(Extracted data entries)

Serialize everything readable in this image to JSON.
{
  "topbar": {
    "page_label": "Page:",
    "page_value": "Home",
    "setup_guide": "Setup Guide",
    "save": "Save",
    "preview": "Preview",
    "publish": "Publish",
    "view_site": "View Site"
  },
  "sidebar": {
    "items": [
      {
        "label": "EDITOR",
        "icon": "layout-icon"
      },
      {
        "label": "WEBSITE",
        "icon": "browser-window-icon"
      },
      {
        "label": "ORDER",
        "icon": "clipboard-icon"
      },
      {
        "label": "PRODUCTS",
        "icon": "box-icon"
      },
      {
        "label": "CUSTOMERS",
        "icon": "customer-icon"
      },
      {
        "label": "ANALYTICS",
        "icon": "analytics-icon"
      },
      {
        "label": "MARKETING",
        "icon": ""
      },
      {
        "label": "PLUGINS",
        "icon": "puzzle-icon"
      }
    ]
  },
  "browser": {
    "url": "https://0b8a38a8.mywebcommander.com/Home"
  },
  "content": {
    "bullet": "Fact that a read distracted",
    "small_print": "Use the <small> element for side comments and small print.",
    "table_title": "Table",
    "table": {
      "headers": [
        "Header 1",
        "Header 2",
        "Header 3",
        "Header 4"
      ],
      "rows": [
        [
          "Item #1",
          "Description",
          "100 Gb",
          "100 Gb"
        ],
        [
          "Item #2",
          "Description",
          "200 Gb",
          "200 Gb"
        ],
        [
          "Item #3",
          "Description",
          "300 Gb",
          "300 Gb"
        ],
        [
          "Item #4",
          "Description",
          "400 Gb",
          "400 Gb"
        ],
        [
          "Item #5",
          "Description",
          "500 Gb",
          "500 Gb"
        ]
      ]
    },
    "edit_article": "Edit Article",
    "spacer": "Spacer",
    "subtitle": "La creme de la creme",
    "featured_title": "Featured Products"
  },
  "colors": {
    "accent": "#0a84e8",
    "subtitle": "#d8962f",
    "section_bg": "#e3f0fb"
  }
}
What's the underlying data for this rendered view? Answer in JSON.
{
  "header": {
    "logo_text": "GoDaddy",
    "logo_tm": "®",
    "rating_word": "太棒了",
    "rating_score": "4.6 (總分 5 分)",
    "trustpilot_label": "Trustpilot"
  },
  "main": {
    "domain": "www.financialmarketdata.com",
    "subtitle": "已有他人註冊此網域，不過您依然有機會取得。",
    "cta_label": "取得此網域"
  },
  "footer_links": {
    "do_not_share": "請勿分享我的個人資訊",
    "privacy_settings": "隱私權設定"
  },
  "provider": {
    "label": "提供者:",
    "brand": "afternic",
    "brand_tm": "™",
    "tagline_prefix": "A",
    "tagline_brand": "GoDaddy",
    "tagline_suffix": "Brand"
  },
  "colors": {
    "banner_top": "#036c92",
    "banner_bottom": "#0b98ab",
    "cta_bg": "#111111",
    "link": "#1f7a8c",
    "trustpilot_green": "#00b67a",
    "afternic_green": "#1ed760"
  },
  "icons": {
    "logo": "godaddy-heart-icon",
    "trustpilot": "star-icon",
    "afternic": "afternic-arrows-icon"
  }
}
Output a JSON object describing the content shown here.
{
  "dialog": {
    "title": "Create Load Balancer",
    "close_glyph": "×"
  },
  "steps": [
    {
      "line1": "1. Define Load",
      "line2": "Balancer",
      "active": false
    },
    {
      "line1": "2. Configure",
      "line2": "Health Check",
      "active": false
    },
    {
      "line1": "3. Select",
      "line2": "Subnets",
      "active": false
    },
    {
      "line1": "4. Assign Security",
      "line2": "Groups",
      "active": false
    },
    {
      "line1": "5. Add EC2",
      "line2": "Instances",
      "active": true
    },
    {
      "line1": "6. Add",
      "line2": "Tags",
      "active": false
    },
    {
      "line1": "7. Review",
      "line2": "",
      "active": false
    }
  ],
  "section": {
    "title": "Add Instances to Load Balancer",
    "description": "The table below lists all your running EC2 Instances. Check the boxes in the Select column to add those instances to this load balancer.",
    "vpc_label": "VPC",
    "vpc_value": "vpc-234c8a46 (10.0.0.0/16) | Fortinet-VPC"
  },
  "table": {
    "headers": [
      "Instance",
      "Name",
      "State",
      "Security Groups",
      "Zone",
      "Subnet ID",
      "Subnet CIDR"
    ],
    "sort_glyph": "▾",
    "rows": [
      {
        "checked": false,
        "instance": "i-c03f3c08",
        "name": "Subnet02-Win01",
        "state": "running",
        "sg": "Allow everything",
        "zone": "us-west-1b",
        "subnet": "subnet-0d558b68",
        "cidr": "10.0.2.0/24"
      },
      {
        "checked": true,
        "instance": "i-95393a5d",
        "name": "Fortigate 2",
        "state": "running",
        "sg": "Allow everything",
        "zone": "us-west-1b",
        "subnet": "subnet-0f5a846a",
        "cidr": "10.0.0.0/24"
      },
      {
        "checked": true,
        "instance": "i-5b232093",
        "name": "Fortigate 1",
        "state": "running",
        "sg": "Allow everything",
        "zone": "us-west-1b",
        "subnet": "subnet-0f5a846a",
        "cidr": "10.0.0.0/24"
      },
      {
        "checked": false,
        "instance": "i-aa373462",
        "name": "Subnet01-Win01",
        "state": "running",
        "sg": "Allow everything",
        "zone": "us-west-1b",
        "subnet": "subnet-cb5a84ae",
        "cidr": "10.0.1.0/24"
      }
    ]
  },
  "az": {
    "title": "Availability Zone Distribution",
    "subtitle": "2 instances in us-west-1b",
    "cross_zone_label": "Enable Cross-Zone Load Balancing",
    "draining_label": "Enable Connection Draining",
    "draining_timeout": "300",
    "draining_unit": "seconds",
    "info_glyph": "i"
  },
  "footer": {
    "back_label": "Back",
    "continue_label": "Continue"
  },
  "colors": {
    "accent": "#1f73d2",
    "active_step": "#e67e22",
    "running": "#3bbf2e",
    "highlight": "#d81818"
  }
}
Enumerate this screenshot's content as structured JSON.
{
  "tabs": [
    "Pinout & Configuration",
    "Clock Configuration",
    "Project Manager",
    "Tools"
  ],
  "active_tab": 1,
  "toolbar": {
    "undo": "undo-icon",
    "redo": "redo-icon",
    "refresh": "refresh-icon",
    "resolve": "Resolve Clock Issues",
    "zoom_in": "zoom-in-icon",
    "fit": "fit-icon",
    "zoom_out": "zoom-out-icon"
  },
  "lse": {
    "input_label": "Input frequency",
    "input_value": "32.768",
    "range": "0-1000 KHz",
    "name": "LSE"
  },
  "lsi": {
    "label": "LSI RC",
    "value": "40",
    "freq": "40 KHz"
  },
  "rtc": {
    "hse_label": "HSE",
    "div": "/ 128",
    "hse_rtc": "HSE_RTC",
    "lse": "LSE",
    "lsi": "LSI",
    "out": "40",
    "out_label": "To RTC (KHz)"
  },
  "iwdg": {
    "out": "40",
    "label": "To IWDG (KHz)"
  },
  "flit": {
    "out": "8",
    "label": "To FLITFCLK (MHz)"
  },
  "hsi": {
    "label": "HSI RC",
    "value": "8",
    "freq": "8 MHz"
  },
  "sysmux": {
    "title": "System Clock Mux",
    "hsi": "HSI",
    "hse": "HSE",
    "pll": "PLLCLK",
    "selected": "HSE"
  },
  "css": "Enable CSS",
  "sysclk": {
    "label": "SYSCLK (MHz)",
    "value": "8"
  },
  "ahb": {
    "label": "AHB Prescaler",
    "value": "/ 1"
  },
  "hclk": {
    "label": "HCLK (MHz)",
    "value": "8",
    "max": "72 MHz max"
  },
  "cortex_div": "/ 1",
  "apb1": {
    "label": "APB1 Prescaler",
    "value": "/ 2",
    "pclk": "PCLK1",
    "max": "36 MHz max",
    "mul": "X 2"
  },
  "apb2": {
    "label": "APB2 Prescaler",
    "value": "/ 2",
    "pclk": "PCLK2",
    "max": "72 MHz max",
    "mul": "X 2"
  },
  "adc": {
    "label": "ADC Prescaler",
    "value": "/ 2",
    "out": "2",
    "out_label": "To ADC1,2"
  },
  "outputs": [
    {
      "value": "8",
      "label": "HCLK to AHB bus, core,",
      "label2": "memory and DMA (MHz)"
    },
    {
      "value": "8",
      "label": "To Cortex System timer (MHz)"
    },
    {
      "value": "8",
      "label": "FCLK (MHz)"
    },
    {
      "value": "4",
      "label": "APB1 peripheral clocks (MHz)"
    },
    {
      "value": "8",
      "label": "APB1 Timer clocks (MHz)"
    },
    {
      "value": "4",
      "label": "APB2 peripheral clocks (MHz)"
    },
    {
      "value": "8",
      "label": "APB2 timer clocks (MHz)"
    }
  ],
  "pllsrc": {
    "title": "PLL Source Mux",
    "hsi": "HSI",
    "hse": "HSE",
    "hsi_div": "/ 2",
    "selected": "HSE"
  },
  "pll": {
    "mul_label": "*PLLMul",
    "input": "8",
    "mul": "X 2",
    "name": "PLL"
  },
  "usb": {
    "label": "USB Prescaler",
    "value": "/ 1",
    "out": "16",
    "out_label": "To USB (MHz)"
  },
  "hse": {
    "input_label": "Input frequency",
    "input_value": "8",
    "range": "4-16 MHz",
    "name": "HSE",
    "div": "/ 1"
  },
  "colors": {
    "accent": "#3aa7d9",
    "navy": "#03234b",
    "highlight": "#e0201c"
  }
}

[What you should do]
Make a copy of each line that contains the string "Prescaler".

[Right answer]
    "label": "AHB Prescaler",
    "label": "APB1 Prescaler",
    "label": "APB2 Prescaler",
    "label": "ADC Prescaler",
    "label": "USB Prescaler",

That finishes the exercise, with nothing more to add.